→ **Available records**:
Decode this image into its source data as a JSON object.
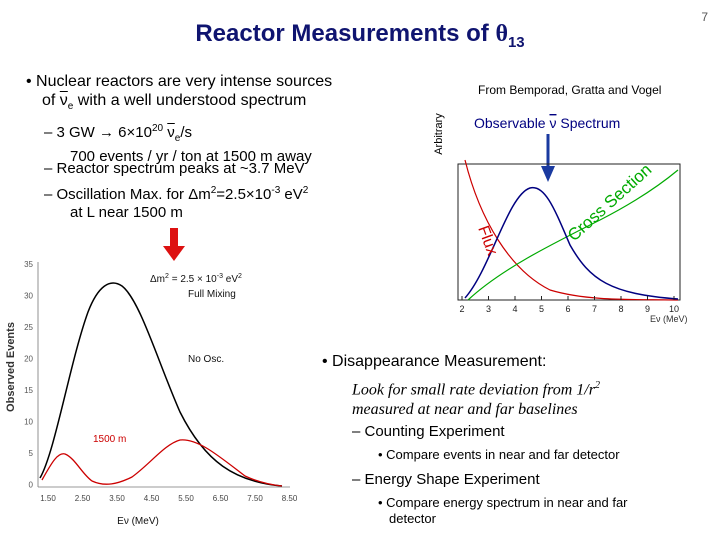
{
  "title": {
    "main": "Reactor Measurements of ",
    "theta": "θ",
    "sub": "13"
  },
  "page_number": "7",
  "left_bullets": {
    "b1_line1": "• Nuclear reactors are very intense sources",
    "b1_line2_pre": "of ",
    "b1_nu": "ν",
    "b1_e": "e",
    "b1_line2_post": " with a well understood spectrum",
    "s1_pre": "– 3 GW → 6×10",
    "s1_exp": "20",
    "s1_nu": "ν",
    "s1_e": "e",
    "s1_post": "/s",
    "s1_line2": "700 events / yr / ton at 1500 m away",
    "s2": "– Reactor spectrum peaks at ~3.7 MeV",
    "s3_pre": "– Oscillation Max. for Δm",
    "s3_sq": "2",
    "s3_mid": "=2.5×10",
    "s3_exp": "-3",
    "s3_post": " eV",
    "s3_sq2": "2",
    "s3_line2": "at L near 1500 m"
  },
  "right_plot": {
    "source": "From Bemporad, Gratta and Vogel",
    "observable_pre": "Observable ",
    "observable_nu": "ν",
    "observable_post": " Spectrum",
    "ylabel": "Arbitrary",
    "flux_label": "Flux",
    "cross_label": "Cross Section",
    "xlabel": "Eν (MeV)",
    "xticks": [
      "2",
      "3",
      "4",
      "5",
      "6",
      "7",
      "8",
      "9",
      "10"
    ],
    "colors": {
      "observable": "#000080",
      "flux": "#cc0000",
      "cross": "#00aa00",
      "arrow": "#1a3aa0"
    }
  },
  "left_plot": {
    "ylabel": "Observed Events",
    "xlabel": "Eν (MeV)",
    "yticks": [
      "35",
      "30",
      "25",
      "20",
      "15",
      "10",
      "5",
      "0"
    ],
    "xticks": [
      "1.50",
      "2.50",
      "3.50",
      "4.50",
      "5.50",
      "6.50",
      "7.50",
      "8.50"
    ],
    "annot1_pre": "Δm",
    "annot1_sq": "2",
    "annot1_post": " = 2.5 × 10",
    "annot1_exp": "-3",
    "annot1_unit": " eV",
    "annot1_sq2": "2",
    "annot2": "Full Mixing",
    "label_noosc": "No Osc.",
    "label_1500": "1500 m",
    "colors": {
      "noosc": "#000000",
      "osc": "#cc0000",
      "arrow": "#dd1111"
    }
  },
  "right_bullets": {
    "b1": "• Disappearance Measurement:",
    "ital_line1_pre": "Look for small rate deviation from 1/r",
    "ital_sq": "2",
    "ital_line2": "measured at near and far baselines",
    "s1": "– Counting Experiment",
    "s1_sub": "• Compare events in near and far detector",
    "s2": "– Energy Shape Experiment",
    "s2_sub_line1": "• Compare energy spectrum in near and far",
    "s2_sub_line2": "detector"
  }
}
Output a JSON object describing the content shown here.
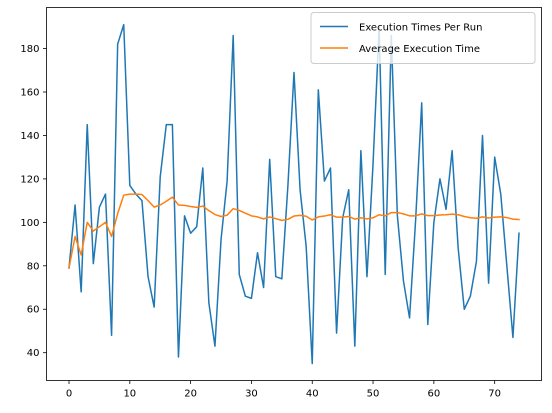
{
  "chart_data": {
    "type": "line",
    "title": "",
    "xlabel": "",
    "ylabel": "",
    "xlim": [
      -3.7,
      77.7
    ],
    "ylim": [
      27.2,
      198.9
    ],
    "xticks": [
      0,
      10,
      20,
      30,
      40,
      50,
      60,
      70
    ],
    "yticks": [
      40,
      60,
      80,
      100,
      120,
      140,
      160,
      180
    ],
    "grid": false,
    "legend_position": "top-right",
    "series": [
      {
        "name": "Execution Times Per Run",
        "color": "#1f77b4",
        "x": [
          0,
          1,
          2,
          3,
          4,
          5,
          6,
          7,
          8,
          9,
          10,
          11,
          12,
          13,
          14,
          15,
          16,
          17,
          18,
          19,
          20,
          21,
          22,
          23,
          24,
          25,
          26,
          27,
          28,
          29,
          30,
          31,
          32,
          33,
          34,
          35,
          36,
          37,
          38,
          39,
          40,
          41,
          42,
          43,
          44,
          45,
          46,
          47,
          48,
          49,
          50,
          51,
          52,
          53,
          54,
          55,
          56,
          57,
          58,
          59,
          60,
          61,
          62,
          63,
          64,
          65,
          66,
          67,
          68,
          69,
          70,
          71,
          72,
          73,
          74
        ],
        "values": [
          79,
          108,
          68,
          145,
          81,
          107,
          113,
          48,
          182,
          191,
          117,
          113,
          110,
          75,
          61,
          121,
          145,
          145,
          38,
          103,
          95,
          98,
          125,
          63,
          43,
          92,
          119,
          186,
          76,
          66,
          65,
          86,
          70,
          129,
          75,
          74,
          117,
          169,
          115,
          89,
          35,
          161,
          119,
          125,
          49,
          102,
          115,
          43,
          133,
          75,
          127,
          190,
          76,
          186,
          103,
          73,
          56,
          101,
          155,
          53,
          100,
          120,
          106,
          133,
          88,
          60,
          66,
          82,
          140,
          72,
          130,
          113,
          80,
          47,
          95
        ],
        "linewidth": 1.5
      },
      {
        "name": "Average Execution Time",
        "color": "#ff7f0e",
        "x": [
          0,
          1,
          2,
          3,
          4,
          5,
          6,
          7,
          8,
          9,
          10,
          11,
          12,
          13,
          14,
          15,
          16,
          17,
          18,
          19,
          20,
          21,
          22,
          23,
          24,
          25,
          26,
          27,
          28,
          29,
          30,
          31,
          32,
          33,
          34,
          35,
          36,
          37,
          38,
          39,
          40,
          41,
          42,
          43,
          44,
          45,
          46,
          47,
          48,
          49,
          50,
          51,
          52,
          53,
          54,
          55,
          56,
          57,
          58,
          59,
          60,
          61,
          62,
          63,
          64,
          65,
          66,
          67,
          68,
          69,
          70,
          71,
          72,
          73,
          74
        ],
        "values": [
          79,
          93.5,
          85,
          100,
          96,
          98,
          100,
          93.5,
          104,
          112.5,
          113,
          113,
          112.8,
          110,
          107,
          108,
          109.7,
          111.6,
          108,
          107.8,
          107.3,
          106.9,
          107.5,
          105.4,
          103.6,
          102.7,
          103.3,
          106.3,
          105.5,
          104.2,
          103,
          102.5,
          101.6,
          102.5,
          101.7,
          100.9,
          101.4,
          102.9,
          103.2,
          102.8,
          101.1,
          102.5,
          102.9,
          103.5,
          102.4,
          102.4,
          102.7,
          101.5,
          102.1,
          101.6,
          102.1,
          103.5,
          103,
          104.5,
          104.5,
          103.9,
          103,
          103,
          103.9,
          103.1,
          103.1,
          103.4,
          103.5,
          103.8,
          103.5,
          102.7,
          102.1,
          101.9,
          102.5,
          102,
          102.4,
          102.5,
          102.2,
          101.5,
          101.3
        ],
        "linewidth": 1.5
      }
    ]
  }
}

→ **Exercise brief**:
Find the lines containing "object" and list every one of them.

→ **The result**:
Decode this image into its source data as a JSON object.
Output a JSON object describing the content shown here.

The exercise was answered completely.